--- What the task requires ---
Please pull out every line that includes the string "ylabel".

*** Entries supplied

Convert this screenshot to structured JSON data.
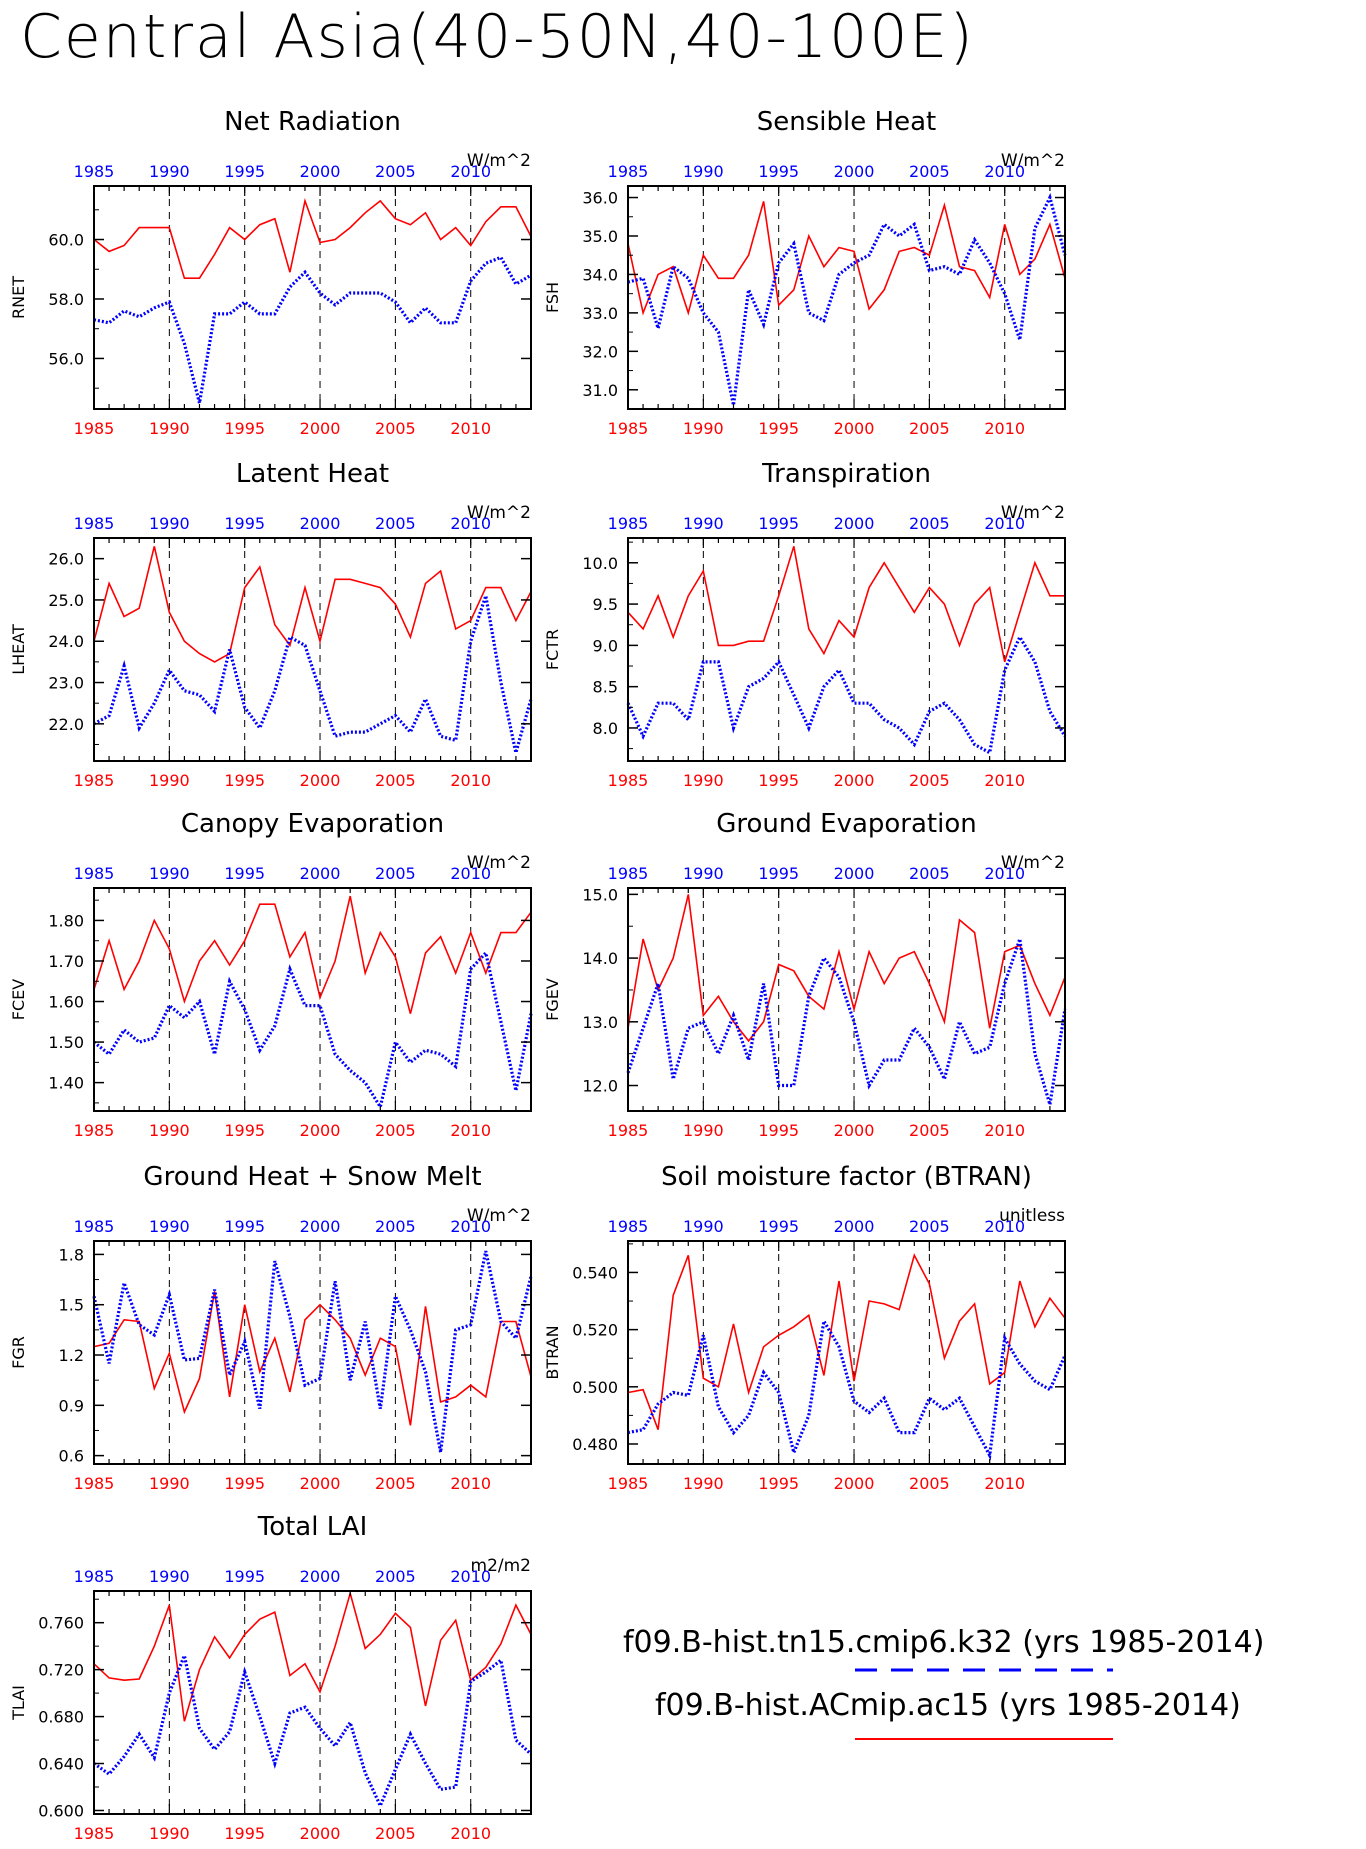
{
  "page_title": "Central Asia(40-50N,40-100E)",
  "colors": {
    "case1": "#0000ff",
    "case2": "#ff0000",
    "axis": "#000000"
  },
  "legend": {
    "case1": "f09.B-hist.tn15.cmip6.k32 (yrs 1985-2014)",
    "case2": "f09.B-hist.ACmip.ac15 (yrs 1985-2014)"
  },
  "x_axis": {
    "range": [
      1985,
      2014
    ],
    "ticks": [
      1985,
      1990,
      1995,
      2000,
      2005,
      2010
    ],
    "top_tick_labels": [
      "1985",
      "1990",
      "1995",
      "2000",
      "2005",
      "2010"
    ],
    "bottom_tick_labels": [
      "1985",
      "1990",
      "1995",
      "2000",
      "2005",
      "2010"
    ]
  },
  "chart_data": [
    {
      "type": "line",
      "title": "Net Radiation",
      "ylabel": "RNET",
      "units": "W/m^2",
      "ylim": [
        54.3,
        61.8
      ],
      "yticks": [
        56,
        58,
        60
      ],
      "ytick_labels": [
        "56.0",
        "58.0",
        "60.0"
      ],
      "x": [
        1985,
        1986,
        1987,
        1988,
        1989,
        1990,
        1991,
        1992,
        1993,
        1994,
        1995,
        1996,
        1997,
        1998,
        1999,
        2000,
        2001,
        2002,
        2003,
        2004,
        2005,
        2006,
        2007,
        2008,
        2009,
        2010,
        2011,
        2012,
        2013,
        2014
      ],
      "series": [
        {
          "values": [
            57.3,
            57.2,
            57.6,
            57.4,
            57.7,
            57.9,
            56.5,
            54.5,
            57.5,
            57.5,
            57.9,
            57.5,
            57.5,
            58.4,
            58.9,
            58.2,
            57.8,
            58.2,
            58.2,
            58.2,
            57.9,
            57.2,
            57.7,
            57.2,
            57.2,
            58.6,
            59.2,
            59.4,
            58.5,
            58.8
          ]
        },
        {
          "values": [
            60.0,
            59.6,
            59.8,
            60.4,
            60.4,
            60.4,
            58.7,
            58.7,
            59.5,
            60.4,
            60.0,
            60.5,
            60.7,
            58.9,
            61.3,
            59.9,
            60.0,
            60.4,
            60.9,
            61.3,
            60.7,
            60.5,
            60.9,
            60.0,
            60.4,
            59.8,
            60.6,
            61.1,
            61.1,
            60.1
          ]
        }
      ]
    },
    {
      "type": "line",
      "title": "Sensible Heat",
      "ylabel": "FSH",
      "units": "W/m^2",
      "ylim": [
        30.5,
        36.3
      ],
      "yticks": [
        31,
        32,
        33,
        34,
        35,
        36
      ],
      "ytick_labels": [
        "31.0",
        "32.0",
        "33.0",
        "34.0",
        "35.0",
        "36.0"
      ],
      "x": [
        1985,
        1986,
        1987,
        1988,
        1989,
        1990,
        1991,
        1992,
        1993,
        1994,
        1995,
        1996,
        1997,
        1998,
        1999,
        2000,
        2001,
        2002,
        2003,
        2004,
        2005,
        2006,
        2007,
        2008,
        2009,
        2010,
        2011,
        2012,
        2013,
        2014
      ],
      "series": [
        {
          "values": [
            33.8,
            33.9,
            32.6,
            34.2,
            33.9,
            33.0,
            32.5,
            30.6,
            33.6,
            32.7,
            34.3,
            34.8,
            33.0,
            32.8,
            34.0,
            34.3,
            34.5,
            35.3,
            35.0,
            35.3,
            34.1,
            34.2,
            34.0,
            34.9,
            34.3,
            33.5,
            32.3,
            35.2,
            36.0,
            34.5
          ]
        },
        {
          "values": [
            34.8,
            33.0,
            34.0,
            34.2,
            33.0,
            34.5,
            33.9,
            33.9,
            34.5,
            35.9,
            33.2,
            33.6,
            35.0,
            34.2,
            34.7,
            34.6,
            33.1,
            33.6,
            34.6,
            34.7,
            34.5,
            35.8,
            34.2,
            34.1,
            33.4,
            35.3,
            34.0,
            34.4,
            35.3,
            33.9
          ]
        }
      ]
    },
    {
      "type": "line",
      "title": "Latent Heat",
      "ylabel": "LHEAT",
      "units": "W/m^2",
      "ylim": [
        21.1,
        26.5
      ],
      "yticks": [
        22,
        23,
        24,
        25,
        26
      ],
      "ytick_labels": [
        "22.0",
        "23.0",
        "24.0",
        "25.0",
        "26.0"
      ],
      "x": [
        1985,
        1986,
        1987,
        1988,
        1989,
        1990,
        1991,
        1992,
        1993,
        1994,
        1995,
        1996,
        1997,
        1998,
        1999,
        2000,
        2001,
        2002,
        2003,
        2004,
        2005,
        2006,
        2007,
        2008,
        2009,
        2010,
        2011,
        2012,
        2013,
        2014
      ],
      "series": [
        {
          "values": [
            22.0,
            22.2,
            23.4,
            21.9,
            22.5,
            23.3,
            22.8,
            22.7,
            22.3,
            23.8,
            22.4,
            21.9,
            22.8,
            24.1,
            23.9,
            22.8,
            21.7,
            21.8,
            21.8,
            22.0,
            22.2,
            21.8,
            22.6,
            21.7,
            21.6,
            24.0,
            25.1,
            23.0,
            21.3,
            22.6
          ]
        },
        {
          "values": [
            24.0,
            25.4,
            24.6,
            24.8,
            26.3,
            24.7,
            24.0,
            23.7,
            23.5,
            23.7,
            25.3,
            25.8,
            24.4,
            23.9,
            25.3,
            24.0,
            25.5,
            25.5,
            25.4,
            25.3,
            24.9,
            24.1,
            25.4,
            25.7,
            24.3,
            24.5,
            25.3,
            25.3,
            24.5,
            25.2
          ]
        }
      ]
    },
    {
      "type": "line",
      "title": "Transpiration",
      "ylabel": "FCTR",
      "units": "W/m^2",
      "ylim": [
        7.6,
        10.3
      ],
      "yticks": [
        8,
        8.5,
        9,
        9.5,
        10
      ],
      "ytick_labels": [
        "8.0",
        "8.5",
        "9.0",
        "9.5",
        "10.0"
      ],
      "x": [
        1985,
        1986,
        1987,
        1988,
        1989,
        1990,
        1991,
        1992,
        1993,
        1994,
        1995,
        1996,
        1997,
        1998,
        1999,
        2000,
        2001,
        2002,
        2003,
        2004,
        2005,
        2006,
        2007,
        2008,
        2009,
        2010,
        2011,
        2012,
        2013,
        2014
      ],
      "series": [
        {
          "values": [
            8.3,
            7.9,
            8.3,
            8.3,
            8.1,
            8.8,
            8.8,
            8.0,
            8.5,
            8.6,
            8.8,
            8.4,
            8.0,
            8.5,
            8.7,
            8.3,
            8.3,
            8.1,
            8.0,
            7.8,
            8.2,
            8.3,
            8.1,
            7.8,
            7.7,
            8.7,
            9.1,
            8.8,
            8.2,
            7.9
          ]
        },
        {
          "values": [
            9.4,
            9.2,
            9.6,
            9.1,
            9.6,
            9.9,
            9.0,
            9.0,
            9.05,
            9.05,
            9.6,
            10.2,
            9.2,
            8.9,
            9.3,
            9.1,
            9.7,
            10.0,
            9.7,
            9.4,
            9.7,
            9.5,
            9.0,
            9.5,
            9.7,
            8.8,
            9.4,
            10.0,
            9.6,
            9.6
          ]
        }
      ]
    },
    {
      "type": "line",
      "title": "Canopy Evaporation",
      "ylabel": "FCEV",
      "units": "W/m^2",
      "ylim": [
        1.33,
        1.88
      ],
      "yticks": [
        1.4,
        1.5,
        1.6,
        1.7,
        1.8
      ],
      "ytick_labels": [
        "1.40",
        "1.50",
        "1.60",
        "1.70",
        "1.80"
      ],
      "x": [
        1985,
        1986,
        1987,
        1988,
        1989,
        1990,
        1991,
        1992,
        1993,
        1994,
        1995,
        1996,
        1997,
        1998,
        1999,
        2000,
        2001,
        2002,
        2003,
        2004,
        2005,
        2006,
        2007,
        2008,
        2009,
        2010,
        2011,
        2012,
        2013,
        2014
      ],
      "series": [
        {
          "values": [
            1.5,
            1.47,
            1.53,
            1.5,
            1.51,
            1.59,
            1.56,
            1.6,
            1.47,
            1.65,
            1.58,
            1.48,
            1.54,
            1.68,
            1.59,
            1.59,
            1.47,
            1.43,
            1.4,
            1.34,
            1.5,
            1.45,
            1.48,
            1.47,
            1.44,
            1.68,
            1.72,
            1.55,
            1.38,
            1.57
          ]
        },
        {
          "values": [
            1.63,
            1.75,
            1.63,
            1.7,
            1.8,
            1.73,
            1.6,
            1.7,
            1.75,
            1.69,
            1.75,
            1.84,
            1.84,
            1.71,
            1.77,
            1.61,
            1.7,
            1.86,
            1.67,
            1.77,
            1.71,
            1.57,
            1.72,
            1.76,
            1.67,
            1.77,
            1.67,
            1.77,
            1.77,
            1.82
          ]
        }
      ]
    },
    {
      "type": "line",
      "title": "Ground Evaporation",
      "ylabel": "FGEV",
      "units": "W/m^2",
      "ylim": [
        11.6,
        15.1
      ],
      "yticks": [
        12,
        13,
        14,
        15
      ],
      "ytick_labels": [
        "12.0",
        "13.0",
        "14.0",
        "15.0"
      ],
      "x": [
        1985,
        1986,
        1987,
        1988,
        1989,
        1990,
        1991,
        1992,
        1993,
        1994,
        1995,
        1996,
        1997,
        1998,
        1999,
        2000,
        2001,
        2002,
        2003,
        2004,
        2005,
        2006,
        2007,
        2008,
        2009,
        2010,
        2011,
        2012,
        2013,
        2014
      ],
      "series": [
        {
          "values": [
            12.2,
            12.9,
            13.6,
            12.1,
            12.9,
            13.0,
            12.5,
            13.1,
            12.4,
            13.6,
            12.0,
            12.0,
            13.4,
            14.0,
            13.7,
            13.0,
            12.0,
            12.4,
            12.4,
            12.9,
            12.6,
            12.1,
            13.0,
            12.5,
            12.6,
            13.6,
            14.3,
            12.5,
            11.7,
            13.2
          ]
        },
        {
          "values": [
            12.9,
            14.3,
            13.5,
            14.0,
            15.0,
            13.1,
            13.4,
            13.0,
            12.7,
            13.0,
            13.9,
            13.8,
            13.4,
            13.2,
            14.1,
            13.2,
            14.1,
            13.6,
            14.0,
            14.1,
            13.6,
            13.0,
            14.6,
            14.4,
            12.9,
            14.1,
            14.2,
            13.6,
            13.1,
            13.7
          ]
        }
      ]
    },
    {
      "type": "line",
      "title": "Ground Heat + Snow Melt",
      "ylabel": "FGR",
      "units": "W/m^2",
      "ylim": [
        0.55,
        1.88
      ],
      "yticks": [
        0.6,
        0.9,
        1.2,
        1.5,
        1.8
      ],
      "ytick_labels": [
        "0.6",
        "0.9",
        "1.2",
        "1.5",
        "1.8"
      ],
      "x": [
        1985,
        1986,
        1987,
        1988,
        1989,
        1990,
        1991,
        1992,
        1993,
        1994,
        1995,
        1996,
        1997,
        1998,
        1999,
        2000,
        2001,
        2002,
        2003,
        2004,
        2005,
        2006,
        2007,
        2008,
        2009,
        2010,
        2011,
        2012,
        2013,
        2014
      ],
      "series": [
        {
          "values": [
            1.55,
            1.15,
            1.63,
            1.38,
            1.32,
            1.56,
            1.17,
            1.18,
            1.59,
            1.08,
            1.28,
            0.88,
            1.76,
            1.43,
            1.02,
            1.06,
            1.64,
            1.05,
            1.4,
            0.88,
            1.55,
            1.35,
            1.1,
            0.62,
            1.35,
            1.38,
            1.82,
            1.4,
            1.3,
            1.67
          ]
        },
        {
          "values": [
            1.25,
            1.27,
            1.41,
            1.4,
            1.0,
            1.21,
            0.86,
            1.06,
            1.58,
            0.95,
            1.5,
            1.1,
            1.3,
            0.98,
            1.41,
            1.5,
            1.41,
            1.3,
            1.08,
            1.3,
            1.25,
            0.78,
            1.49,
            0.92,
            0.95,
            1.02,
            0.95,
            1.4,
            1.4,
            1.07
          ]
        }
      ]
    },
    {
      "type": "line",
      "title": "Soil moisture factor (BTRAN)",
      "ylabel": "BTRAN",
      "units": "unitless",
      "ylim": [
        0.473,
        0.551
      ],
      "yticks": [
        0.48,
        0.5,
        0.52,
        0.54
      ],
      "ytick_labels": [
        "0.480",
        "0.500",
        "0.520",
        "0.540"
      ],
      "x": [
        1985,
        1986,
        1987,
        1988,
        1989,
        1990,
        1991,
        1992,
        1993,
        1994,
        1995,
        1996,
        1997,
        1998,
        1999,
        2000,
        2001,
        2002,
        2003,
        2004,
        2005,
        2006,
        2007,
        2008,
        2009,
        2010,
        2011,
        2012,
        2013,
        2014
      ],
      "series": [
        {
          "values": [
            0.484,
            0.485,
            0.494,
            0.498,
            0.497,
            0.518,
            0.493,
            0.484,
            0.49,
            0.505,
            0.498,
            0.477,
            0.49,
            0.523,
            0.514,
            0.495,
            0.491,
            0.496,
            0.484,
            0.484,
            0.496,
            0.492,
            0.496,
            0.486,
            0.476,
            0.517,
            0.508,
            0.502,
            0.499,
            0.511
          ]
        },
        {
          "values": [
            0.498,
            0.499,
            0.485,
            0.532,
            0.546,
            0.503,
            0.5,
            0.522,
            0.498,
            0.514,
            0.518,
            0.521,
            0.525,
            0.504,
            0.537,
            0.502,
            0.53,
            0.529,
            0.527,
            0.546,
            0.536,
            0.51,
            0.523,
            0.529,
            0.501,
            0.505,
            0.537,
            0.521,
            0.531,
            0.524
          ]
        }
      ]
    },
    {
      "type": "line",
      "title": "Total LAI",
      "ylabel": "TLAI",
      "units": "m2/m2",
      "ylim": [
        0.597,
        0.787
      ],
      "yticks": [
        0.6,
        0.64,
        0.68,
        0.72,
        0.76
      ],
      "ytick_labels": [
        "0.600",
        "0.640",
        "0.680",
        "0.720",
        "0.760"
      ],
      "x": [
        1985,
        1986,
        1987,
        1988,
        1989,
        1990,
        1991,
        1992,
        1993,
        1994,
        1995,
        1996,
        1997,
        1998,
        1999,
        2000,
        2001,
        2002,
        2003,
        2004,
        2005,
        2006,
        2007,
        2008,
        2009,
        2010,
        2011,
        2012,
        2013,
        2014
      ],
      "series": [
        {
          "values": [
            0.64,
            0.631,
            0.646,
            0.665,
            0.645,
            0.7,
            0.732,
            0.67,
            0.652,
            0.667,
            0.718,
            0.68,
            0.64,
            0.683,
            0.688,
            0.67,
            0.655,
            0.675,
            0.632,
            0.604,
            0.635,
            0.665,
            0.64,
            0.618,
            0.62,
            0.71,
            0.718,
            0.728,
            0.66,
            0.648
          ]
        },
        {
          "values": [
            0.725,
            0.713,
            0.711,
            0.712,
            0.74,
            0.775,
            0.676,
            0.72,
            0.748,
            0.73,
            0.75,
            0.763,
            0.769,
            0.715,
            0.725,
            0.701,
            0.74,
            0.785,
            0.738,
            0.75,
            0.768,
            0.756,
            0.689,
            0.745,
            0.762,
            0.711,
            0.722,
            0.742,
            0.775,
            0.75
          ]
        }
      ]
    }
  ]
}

******

--- Written response ---
      "ylabel": "RNET",
      "ylabel": "FSH",
      "ylabel": "LHEAT",
      "ylabel": "FCTR",
      "ylabel": "FCEV",
      "ylabel": "FGEV",
      "ylabel": "FGR",
      "ylabel": "BTRAN",
      "ylabel": "TLAI",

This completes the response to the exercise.